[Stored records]
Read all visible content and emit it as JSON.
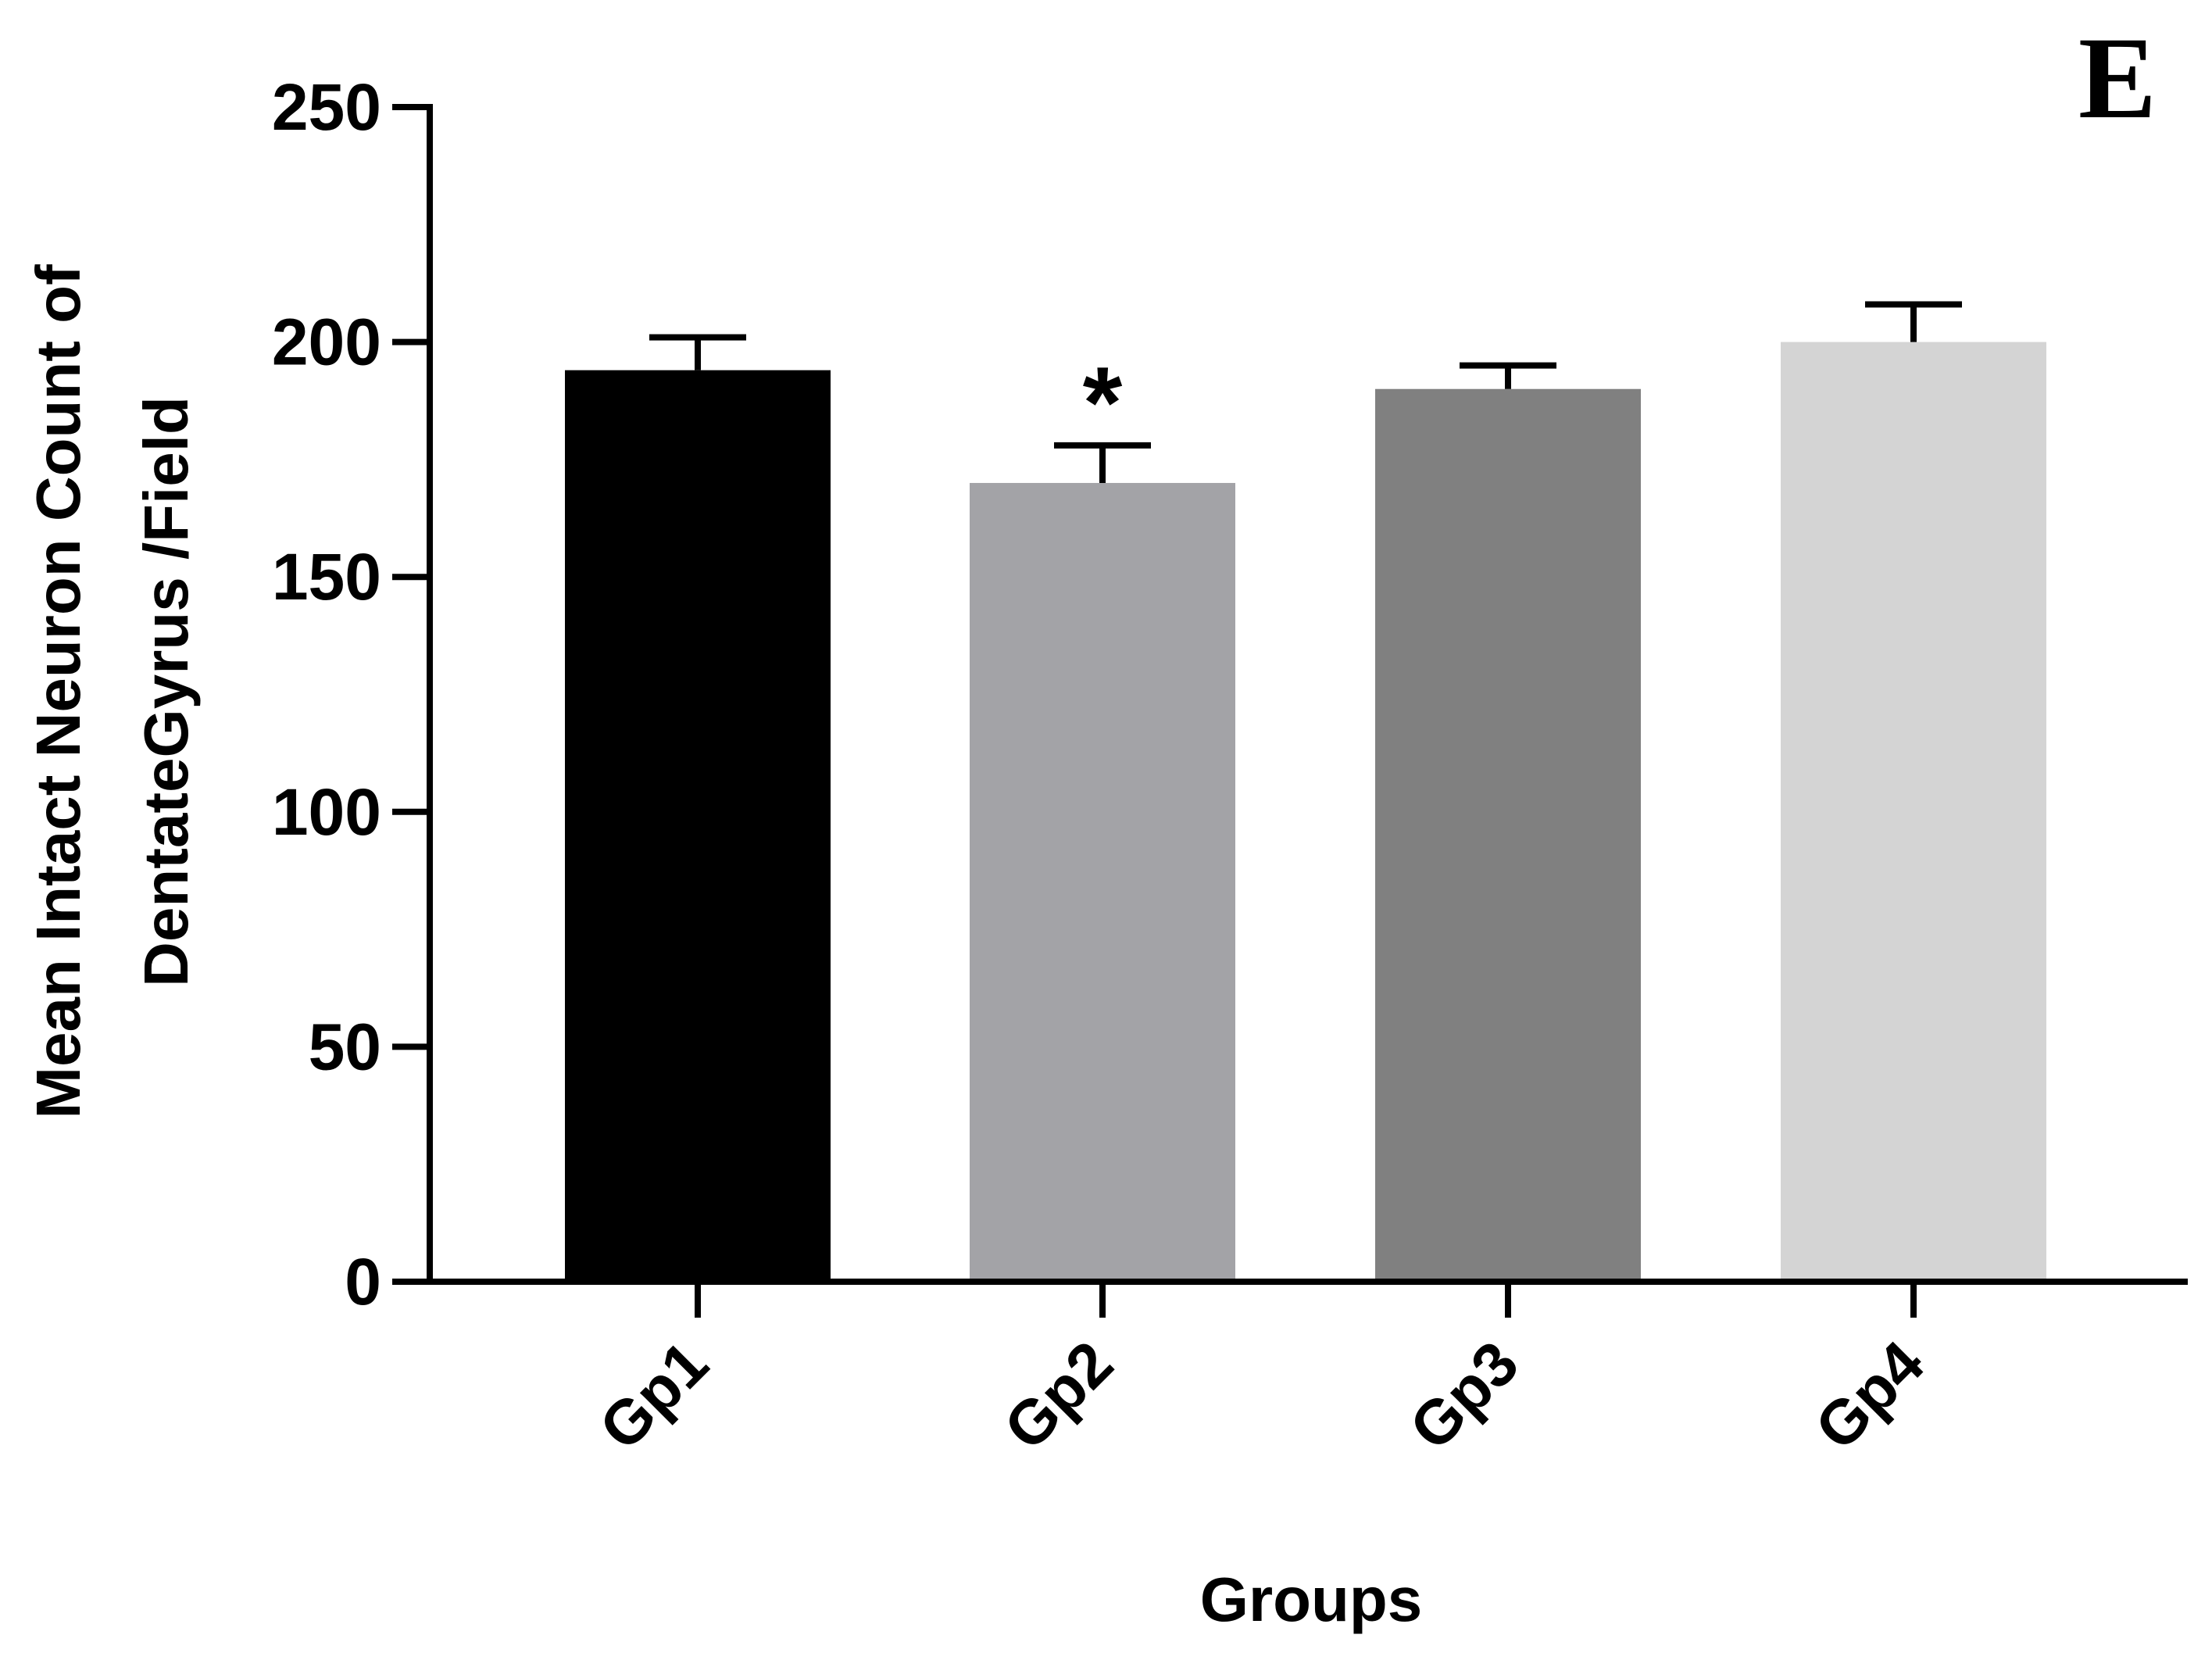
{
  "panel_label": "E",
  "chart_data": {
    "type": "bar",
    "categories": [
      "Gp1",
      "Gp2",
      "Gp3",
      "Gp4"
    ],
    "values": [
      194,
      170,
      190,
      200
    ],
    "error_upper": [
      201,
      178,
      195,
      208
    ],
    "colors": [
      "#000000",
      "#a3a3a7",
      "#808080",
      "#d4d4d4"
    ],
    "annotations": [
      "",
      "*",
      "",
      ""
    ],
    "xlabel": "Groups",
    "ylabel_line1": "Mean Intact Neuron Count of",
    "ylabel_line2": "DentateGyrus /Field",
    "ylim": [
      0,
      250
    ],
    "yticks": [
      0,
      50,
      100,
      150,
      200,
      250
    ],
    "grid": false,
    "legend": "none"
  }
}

==

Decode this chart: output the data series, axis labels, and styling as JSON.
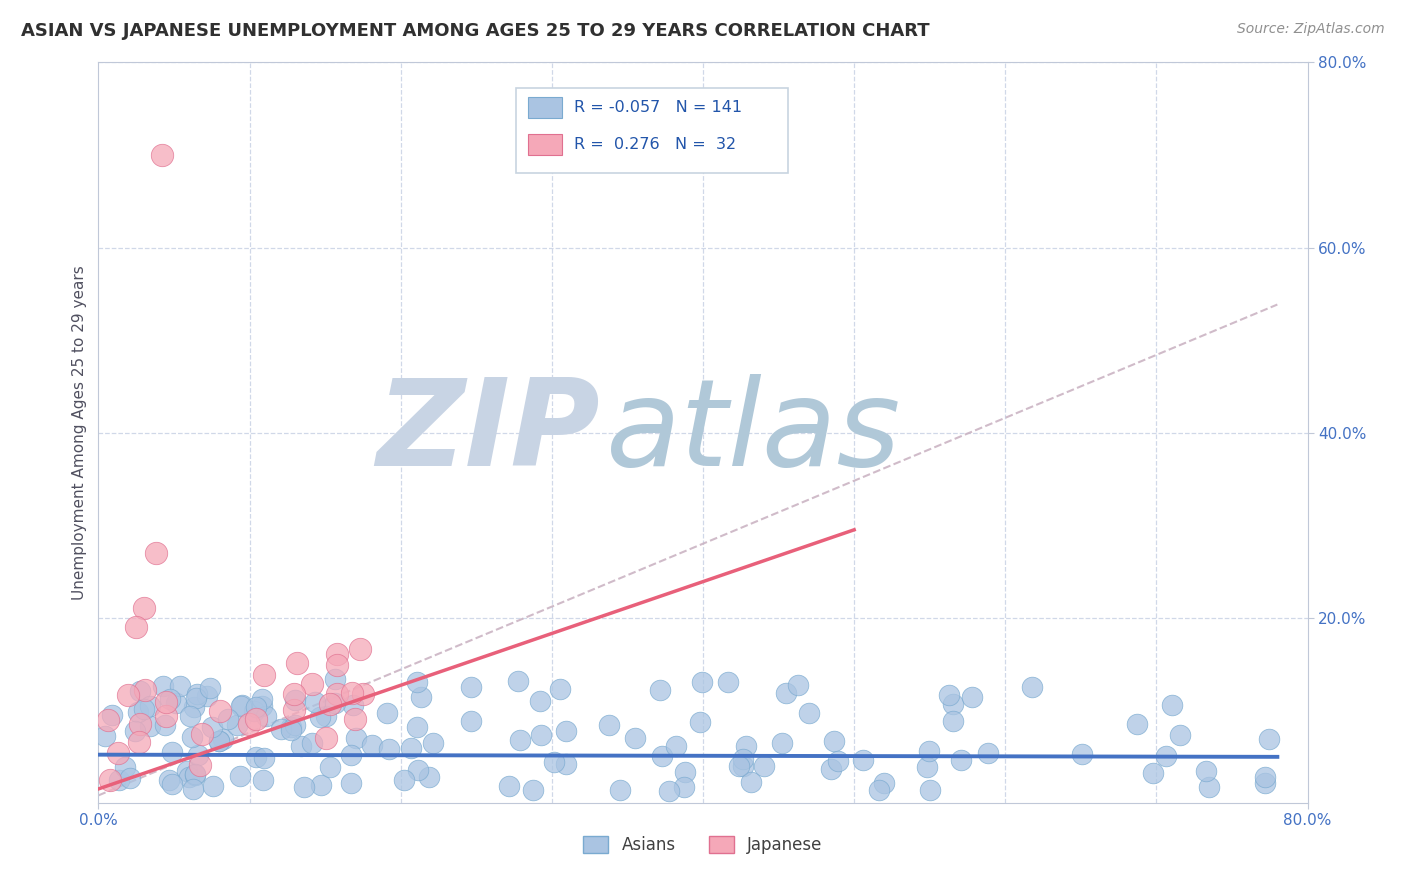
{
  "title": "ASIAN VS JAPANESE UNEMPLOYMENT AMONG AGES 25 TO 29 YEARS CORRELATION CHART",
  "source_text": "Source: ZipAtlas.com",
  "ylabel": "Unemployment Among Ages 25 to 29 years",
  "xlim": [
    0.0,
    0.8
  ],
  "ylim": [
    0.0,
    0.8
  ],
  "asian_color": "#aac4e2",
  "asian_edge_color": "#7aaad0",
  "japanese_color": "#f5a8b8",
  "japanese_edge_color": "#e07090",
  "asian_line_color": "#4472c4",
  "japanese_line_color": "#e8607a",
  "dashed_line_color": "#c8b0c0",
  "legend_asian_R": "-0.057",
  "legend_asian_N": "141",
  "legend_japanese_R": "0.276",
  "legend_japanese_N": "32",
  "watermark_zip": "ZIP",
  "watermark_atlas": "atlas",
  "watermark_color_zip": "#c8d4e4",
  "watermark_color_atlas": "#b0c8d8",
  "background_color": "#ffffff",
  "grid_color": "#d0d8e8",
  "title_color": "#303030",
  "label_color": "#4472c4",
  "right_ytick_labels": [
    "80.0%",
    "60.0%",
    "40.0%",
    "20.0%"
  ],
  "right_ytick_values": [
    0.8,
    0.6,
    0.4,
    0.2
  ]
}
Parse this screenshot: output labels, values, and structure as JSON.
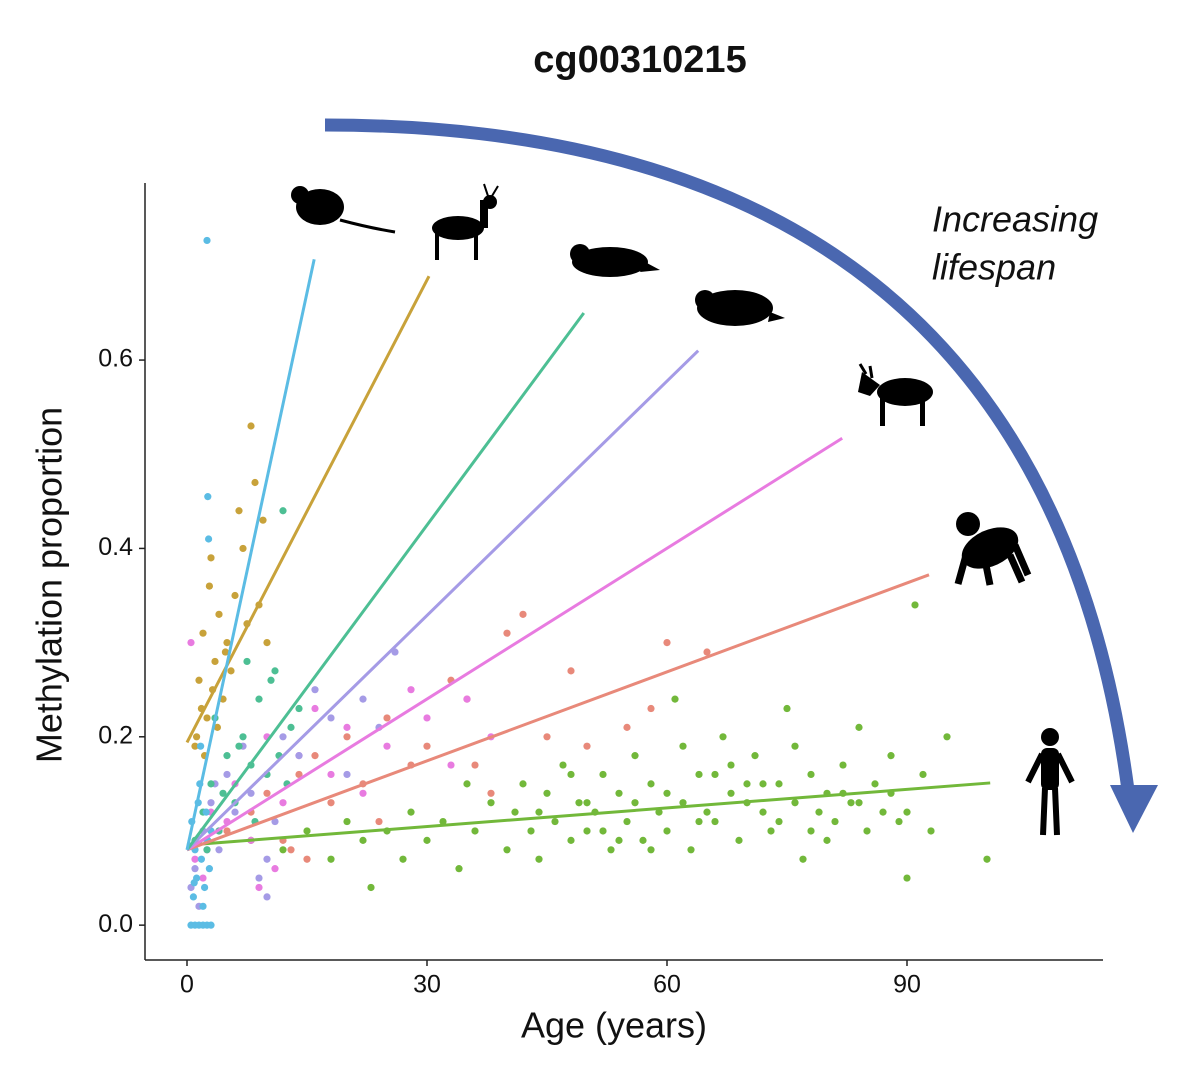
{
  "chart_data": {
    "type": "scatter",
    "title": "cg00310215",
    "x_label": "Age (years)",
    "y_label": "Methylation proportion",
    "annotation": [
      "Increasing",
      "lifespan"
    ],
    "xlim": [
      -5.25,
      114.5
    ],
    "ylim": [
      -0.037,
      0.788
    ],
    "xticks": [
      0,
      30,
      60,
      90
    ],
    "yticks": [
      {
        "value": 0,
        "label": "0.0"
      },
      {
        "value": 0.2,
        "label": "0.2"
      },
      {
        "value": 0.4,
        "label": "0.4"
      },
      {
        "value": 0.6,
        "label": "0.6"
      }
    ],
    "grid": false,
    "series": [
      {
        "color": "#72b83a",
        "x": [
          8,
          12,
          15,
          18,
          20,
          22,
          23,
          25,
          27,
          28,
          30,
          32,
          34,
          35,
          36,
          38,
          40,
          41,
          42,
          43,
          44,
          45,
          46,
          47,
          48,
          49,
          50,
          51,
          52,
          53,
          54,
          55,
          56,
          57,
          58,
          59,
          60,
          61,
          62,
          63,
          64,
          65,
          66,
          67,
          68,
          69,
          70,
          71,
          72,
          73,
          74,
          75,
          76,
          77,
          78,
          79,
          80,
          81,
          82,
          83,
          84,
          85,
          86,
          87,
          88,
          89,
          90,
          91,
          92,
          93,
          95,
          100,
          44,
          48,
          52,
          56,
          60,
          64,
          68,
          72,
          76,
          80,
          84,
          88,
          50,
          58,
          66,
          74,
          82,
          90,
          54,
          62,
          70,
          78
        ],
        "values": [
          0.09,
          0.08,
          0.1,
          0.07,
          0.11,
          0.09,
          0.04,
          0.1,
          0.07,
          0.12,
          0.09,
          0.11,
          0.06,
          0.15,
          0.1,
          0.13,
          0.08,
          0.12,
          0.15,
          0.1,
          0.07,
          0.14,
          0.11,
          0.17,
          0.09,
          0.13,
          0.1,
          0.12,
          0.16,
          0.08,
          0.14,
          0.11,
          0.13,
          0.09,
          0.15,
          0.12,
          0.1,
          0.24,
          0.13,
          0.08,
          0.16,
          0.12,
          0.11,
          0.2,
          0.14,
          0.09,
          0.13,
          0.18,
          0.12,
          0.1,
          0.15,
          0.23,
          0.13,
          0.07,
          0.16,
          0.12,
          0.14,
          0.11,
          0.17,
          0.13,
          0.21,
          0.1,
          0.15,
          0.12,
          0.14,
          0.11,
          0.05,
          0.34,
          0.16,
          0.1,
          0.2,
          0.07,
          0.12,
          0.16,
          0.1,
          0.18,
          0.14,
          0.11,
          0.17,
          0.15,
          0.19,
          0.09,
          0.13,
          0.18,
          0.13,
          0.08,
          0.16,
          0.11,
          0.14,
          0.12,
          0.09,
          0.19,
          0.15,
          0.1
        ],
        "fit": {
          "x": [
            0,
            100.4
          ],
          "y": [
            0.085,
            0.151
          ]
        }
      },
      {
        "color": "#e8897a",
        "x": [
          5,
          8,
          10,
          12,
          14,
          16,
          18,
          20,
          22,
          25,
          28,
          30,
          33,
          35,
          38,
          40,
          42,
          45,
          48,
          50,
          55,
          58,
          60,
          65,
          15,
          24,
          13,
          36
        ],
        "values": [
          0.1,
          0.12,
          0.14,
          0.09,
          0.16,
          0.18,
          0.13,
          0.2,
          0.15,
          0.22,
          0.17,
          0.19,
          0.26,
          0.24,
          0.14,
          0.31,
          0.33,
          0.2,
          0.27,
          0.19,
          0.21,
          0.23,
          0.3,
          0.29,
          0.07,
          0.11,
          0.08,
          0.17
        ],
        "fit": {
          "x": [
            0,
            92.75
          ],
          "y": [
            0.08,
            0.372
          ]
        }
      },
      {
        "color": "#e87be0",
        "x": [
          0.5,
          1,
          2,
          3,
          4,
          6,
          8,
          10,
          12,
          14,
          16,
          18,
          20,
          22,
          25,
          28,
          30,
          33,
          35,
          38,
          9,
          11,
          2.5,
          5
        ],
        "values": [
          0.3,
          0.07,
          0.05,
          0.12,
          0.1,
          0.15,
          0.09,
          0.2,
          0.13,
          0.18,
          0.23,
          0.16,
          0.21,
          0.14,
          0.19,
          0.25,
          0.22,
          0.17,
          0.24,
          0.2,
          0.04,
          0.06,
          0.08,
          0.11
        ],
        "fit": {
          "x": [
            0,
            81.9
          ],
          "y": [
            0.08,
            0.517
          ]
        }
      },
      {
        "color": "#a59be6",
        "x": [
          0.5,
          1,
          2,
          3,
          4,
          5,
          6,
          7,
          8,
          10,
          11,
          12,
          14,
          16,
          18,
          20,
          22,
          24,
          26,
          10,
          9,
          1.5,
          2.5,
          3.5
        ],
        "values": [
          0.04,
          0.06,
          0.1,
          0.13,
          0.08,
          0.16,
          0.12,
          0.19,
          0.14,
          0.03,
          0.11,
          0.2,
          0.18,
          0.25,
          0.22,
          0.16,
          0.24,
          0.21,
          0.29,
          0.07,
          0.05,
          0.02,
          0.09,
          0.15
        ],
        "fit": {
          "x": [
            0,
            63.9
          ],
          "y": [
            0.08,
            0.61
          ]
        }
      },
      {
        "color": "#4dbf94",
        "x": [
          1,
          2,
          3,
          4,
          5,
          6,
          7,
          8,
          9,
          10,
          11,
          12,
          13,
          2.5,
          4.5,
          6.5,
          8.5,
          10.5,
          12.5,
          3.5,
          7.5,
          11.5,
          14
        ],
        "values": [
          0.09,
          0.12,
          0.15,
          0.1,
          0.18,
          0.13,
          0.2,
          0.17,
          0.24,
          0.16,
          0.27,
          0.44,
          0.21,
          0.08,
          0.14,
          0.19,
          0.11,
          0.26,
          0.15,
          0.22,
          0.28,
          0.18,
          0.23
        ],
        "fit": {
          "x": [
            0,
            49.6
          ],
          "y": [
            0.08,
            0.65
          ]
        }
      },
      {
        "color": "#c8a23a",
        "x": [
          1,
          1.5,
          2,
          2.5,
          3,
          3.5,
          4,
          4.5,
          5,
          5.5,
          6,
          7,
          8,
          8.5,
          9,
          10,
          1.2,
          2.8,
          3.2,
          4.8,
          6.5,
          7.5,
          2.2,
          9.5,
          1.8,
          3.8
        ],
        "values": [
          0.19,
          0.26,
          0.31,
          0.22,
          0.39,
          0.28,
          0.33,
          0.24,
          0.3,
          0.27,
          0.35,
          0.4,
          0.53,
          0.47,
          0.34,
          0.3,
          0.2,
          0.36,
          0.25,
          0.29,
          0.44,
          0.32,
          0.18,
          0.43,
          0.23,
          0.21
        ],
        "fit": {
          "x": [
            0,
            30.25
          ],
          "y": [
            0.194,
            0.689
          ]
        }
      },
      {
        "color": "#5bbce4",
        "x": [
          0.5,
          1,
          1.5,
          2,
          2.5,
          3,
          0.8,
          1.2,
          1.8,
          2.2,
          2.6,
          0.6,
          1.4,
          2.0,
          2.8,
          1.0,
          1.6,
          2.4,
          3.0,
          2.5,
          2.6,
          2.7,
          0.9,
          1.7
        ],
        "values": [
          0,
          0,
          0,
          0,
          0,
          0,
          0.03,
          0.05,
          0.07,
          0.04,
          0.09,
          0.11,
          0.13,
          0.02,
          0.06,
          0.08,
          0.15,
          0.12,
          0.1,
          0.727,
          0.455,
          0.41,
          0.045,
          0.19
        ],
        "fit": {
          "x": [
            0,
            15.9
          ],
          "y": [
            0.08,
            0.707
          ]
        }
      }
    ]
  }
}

# What to do
Reply with one number only, the count of lines above that hold the string "this".

# The completed task
2